WHAT IS EXPECTED: Copy the rows below word for word, starting at the first row and ending at the row that contains "direction-sample-dot (1131, 343, 1135, 347)", with both of those rows included.
-- Start RECORDS --
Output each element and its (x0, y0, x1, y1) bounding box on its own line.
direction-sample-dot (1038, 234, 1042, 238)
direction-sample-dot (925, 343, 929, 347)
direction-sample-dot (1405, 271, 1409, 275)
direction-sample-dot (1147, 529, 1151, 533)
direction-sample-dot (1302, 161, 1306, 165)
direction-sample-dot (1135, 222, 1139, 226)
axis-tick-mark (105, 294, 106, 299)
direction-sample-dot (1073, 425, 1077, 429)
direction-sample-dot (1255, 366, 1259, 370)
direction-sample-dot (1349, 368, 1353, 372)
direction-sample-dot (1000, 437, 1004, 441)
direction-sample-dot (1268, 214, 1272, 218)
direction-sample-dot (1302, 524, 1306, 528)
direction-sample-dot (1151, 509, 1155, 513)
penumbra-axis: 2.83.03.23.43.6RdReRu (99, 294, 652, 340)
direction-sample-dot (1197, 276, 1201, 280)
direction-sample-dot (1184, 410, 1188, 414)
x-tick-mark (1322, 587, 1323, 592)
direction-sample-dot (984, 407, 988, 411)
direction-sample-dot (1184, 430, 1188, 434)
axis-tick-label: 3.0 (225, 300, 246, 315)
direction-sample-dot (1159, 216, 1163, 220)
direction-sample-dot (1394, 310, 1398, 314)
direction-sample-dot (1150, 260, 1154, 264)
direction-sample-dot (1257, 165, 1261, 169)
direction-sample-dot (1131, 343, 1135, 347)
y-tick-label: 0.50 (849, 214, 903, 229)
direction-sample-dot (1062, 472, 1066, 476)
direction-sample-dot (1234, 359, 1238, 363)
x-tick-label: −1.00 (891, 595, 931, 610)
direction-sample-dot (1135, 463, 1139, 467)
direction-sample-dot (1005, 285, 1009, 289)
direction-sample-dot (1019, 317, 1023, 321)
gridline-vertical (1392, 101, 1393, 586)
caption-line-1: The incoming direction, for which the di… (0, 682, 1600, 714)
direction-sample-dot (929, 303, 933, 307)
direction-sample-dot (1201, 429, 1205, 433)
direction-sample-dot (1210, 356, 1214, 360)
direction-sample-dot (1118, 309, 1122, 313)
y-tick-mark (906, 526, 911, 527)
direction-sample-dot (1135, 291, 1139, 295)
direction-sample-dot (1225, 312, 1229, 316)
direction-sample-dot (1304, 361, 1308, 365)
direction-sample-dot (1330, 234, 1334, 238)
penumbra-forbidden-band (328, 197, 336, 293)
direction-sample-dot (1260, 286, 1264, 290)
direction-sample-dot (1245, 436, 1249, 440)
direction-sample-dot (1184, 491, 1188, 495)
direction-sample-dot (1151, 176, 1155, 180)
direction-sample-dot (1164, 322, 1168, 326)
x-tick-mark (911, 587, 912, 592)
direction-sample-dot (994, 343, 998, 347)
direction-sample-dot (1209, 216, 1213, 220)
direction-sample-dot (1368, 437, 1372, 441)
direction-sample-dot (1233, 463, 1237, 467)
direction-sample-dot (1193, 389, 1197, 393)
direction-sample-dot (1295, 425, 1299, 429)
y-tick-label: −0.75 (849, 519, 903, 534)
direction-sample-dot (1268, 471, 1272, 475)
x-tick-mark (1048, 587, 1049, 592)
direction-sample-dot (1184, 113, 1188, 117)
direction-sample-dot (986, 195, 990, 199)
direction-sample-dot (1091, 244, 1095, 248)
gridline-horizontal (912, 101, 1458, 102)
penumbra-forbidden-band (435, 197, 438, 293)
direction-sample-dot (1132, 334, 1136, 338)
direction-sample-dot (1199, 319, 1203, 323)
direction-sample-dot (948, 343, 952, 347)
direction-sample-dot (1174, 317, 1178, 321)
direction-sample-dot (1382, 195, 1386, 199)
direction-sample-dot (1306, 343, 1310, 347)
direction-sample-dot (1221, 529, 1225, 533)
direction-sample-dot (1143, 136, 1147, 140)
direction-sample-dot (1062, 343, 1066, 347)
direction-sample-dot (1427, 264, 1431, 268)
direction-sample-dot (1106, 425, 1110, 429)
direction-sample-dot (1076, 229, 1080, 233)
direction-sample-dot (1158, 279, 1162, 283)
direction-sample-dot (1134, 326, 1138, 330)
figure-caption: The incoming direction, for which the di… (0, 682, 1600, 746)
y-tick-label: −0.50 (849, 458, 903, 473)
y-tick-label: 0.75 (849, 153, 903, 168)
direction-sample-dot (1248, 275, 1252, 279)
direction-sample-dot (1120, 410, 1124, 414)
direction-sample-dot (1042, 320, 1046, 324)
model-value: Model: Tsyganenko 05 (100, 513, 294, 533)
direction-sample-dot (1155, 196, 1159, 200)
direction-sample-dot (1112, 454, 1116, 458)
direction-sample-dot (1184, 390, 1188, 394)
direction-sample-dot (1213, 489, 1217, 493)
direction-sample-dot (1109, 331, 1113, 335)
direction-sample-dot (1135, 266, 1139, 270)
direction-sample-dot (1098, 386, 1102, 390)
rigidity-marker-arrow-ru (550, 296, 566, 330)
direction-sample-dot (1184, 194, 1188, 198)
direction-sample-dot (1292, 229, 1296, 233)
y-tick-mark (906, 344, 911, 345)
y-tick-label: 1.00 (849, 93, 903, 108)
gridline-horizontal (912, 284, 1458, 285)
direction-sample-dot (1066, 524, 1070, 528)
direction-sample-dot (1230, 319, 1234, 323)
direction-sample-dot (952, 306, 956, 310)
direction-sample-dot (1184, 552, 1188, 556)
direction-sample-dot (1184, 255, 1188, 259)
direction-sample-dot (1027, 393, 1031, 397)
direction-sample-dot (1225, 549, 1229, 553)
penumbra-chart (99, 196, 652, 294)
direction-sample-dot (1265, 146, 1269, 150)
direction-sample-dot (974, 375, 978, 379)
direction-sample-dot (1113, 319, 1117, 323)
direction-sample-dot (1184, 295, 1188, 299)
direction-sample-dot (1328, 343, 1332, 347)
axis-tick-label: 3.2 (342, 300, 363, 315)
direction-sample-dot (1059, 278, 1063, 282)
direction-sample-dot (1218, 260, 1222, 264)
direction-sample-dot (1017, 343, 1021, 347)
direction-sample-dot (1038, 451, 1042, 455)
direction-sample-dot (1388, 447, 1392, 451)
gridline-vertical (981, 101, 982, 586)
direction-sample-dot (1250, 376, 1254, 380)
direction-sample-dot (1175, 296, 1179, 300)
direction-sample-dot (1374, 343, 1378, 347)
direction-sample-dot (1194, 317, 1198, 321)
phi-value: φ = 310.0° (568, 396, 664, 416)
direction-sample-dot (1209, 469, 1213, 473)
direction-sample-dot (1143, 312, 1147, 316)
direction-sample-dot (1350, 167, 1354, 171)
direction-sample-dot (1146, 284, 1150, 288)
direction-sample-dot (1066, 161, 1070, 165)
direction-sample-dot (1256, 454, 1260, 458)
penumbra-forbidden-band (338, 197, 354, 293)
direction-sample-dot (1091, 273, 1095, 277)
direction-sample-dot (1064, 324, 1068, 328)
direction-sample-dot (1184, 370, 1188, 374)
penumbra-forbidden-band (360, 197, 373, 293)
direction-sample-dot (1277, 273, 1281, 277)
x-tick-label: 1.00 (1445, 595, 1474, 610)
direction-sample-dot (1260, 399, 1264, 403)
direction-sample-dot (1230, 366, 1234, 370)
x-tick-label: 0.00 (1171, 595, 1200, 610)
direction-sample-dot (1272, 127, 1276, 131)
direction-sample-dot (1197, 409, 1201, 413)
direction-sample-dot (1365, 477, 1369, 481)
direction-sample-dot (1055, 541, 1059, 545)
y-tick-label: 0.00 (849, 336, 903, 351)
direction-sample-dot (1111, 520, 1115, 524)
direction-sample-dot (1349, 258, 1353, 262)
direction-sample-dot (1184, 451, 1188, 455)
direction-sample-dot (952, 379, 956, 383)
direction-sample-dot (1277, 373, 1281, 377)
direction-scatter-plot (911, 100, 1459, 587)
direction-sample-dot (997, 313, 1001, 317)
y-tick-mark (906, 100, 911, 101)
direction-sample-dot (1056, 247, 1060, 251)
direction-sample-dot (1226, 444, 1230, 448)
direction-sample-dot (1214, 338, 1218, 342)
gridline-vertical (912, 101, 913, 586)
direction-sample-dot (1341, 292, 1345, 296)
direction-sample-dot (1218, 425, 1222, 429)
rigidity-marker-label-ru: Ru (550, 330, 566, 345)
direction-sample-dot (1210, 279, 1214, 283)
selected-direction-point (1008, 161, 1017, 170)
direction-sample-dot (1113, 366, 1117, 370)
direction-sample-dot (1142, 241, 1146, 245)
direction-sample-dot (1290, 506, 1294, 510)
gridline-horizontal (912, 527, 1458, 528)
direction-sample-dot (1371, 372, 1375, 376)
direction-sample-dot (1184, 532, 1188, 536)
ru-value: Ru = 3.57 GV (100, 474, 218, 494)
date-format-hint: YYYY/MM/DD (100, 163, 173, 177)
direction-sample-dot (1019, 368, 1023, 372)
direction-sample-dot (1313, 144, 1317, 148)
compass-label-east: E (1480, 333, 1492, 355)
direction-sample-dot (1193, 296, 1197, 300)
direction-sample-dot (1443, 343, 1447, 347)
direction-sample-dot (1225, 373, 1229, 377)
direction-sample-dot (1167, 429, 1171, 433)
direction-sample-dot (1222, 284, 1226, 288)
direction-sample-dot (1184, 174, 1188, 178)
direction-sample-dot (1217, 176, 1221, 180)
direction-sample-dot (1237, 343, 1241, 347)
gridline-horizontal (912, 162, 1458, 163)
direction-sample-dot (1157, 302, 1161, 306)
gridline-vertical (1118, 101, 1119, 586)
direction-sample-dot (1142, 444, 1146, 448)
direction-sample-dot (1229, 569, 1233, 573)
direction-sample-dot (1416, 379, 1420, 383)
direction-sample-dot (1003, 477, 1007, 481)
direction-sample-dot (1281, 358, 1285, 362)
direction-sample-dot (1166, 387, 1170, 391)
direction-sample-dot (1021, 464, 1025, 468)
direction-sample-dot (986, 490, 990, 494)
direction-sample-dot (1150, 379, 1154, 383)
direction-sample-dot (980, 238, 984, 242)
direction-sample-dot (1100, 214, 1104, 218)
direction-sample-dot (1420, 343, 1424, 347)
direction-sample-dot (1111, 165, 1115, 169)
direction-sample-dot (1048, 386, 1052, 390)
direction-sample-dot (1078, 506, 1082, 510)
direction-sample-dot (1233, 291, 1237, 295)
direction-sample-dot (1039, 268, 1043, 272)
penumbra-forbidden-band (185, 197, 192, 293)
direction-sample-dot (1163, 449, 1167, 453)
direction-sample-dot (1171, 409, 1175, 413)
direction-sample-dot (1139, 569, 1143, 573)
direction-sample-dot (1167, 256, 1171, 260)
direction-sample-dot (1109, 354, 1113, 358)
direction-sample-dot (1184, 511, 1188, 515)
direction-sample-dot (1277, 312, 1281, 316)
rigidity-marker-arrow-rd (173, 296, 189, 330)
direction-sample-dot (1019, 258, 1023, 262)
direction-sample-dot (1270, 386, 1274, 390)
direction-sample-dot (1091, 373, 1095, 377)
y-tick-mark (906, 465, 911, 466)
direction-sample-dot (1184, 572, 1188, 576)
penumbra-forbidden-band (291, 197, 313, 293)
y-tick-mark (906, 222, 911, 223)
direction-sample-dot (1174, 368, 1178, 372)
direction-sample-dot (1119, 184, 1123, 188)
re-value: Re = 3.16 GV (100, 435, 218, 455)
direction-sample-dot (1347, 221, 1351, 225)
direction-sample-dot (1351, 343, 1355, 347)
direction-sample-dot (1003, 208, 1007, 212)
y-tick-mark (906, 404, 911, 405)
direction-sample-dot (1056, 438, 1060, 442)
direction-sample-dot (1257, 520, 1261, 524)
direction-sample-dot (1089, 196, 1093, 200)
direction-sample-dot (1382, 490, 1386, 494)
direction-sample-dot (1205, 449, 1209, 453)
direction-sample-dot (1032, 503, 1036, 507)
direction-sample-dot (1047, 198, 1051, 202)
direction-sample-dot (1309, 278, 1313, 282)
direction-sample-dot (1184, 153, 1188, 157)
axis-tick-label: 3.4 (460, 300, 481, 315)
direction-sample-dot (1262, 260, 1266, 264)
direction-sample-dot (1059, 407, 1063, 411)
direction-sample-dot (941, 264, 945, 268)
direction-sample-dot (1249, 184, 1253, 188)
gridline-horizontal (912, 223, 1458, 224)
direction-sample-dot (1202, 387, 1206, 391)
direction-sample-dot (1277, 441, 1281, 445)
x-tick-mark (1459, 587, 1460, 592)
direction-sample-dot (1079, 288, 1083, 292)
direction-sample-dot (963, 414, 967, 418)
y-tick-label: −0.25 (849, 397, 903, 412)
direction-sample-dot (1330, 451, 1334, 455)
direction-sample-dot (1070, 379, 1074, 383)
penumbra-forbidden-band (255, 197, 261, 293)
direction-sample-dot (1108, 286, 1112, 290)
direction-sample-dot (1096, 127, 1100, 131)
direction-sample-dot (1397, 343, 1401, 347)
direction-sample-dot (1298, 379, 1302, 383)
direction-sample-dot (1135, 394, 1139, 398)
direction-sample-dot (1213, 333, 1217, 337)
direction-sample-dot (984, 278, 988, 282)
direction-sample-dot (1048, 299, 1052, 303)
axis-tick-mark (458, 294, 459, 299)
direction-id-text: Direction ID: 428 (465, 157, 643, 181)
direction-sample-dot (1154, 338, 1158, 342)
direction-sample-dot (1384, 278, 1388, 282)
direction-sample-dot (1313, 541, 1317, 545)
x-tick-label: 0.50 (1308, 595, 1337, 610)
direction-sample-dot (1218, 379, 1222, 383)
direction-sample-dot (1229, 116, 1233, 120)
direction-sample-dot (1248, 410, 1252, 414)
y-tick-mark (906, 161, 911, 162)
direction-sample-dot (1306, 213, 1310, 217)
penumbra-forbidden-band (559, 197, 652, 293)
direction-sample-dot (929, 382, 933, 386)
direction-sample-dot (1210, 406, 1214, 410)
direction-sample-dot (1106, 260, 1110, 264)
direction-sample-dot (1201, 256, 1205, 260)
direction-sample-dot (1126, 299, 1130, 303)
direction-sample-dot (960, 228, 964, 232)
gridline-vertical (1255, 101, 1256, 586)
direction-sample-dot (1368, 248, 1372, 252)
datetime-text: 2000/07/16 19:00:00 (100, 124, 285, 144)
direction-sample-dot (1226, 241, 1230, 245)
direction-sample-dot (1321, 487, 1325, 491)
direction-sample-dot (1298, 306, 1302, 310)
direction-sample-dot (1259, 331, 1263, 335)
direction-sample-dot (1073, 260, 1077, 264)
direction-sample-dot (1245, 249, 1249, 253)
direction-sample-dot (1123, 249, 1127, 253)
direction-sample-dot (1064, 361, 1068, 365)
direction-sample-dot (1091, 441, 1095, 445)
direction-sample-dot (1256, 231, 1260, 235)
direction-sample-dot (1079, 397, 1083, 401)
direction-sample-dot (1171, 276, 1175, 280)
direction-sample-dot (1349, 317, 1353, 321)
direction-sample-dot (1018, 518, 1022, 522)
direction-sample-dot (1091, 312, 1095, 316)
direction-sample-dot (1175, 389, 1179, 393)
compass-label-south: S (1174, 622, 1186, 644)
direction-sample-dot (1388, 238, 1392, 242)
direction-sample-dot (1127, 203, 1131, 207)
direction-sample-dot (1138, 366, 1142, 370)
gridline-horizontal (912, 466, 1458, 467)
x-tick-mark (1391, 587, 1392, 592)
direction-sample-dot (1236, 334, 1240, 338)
-- End RECORDS --
EXPECTED ANSWER:
Output each element and its (x0, y0, x1, y1) bounding box on its own line.
direction-sample-dot (1038, 234, 1042, 238)
direction-sample-dot (925, 343, 929, 347)
direction-sample-dot (1405, 271, 1409, 275)
direction-sample-dot (1147, 529, 1151, 533)
direction-sample-dot (1302, 161, 1306, 165)
direction-sample-dot (1135, 222, 1139, 226)
axis-tick-mark (105, 294, 106, 299)
direction-sample-dot (1073, 425, 1077, 429)
direction-sample-dot (1255, 366, 1259, 370)
direction-sample-dot (1349, 368, 1353, 372)
direction-sample-dot (1000, 437, 1004, 441)
direction-sample-dot (1268, 214, 1272, 218)
direction-sample-dot (1302, 524, 1306, 528)
direction-sample-dot (1151, 509, 1155, 513)
penumbra-axis: 2.83.03.23.43.6RdReRu (99, 294, 652, 340)
direction-sample-dot (1197, 276, 1201, 280)
direction-sample-dot (1184, 410, 1188, 414)
x-tick-mark (1322, 587, 1323, 592)
direction-sample-dot (984, 407, 988, 411)
direction-sample-dot (1184, 430, 1188, 434)
axis-tick-label: 3.0 (225, 300, 246, 315)
direction-sample-dot (1159, 216, 1163, 220)
direction-sample-dot (1394, 310, 1398, 314)
direction-sample-dot (1150, 260, 1154, 264)
direction-sample-dot (1257, 165, 1261, 169)
direction-sample-dot (1131, 343, 1135, 347)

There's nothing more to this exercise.